[start Given records]
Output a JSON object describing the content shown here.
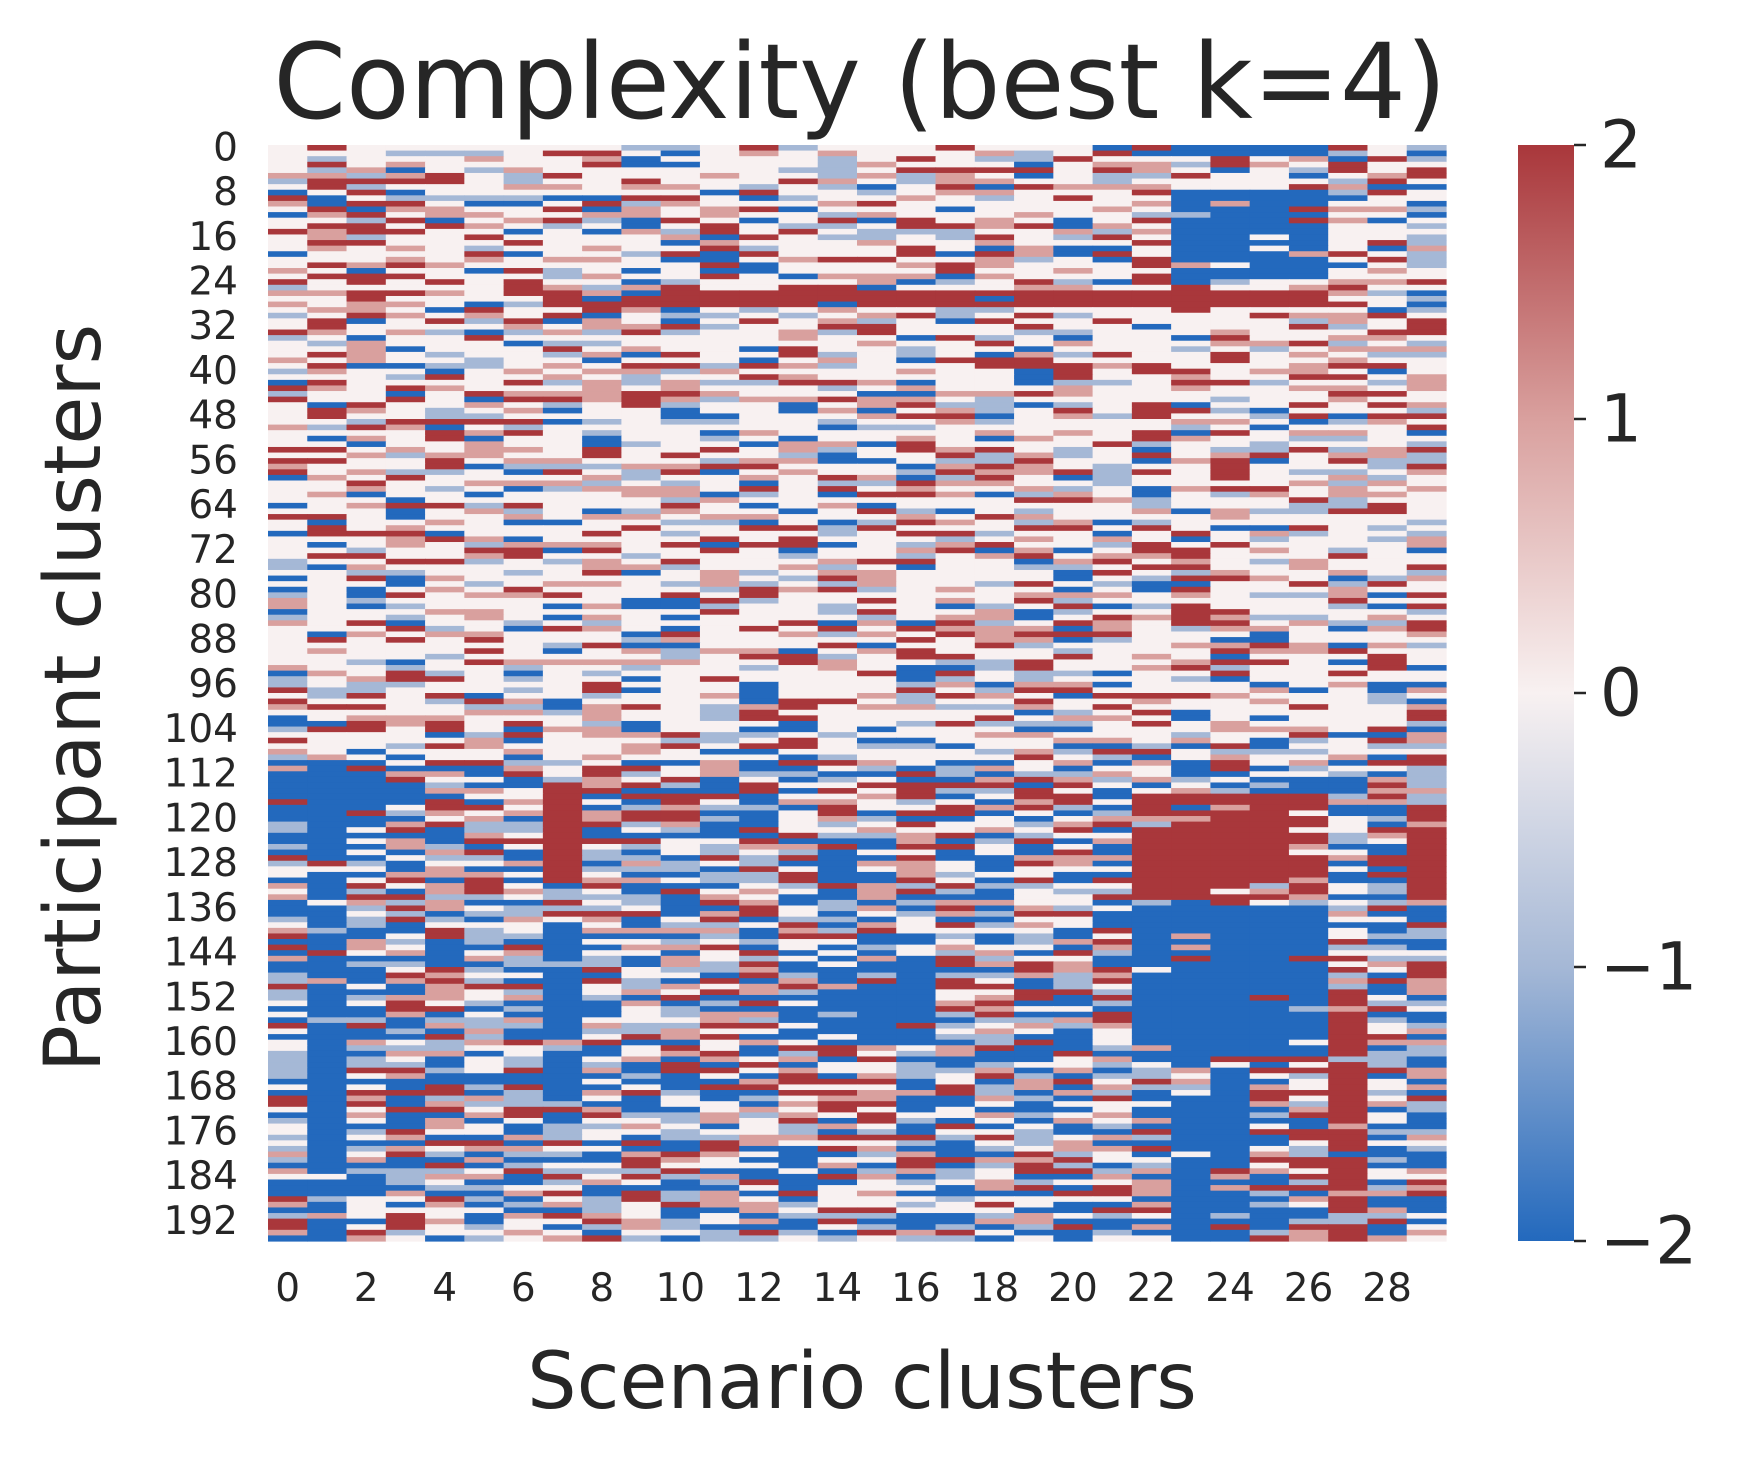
{
  "chart_data": {
    "type": "heatmap",
    "title": "Complexity (best k=4)",
    "xlabel": "Scenario clusters",
    "ylabel": "Participant clusters",
    "n_cols": 30,
    "n_rows": 196,
    "x_tick_labels": [
      "0",
      "2",
      "4",
      "6",
      "8",
      "10",
      "12",
      "14",
      "16",
      "18",
      "20",
      "22",
      "24",
      "26",
      "28"
    ],
    "y_tick_labels": [
      "0",
      "8",
      "16",
      "24",
      "32",
      "40",
      "48",
      "56",
      "64",
      "72",
      "80",
      "88",
      "96",
      "104",
      "112",
      "120",
      "128",
      "136",
      "144",
      "152",
      "160",
      "168",
      "176",
      "184",
      "192"
    ],
    "colorbar": {
      "vmin": -2,
      "vmax": 2,
      "tick_values": [
        2,
        1,
        0,
        -1,
        -2
      ],
      "tick_labels": [
        "2",
        "1",
        "0",
        "−1",
        "−2"
      ],
      "colormap": "vlag",
      "colors": [
        "#2369bd",
        "#a5b8d6",
        "#f8f1f1",
        "#d9a09e",
        "#a9373b"
      ]
    },
    "cell_value_levels": [
      -2,
      -1,
      0,
      1,
      2
    ],
    "blocks": [
      {
        "rows": [
          0,
          1
        ],
        "cols": [
          22,
          26
        ],
        "value": -2
      },
      {
        "rows": [
          8,
          23
        ],
        "cols": [
          23,
          26
        ],
        "value": -2
      },
      {
        "rows": [
          18,
          21
        ],
        "cols": [
          11,
          11
        ],
        "value": -2
      },
      {
        "rows": [
          26,
          28
        ],
        "cols": [
          7,
          26
        ],
        "value": 2
      },
      {
        "rows": [
          110,
          118
        ],
        "cols": [
          0,
          2
        ],
        "value": -2
      },
      {
        "rows": [
          114,
          132
        ],
        "cols": [
          7,
          7
        ],
        "value": 2
      },
      {
        "rows": [
          116,
          134
        ],
        "cols": [
          22,
          26
        ],
        "value": 2
      },
      {
        "rows": [
          118,
          134
        ],
        "cols": [
          29,
          29
        ],
        "value": 2
      },
      {
        "rows": [
          120,
          195
        ],
        "cols": [
          1,
          1
        ],
        "value": -2
      },
      {
        "rows": [
          136,
          162
        ],
        "cols": [
          22,
          26
        ],
        "value": -2
      },
      {
        "rows": [
          138,
          168
        ],
        "cols": [
          7,
          7
        ],
        "value": -2
      },
      {
        "rows": [
          146,
          160
        ],
        "cols": [
          14,
          16
        ],
        "value": -2
      },
      {
        "rows": [
          150,
          195
        ],
        "cols": [
          27,
          27
        ],
        "value": 2
      },
      {
        "rows": [
          170,
          195
        ],
        "cols": [
          23,
          24
        ],
        "value": -2
      }
    ]
  }
}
[end Given records]
Instruction
What count of lines in the listing contain the word "clusters"? Reply with the number only.

Exercise result
2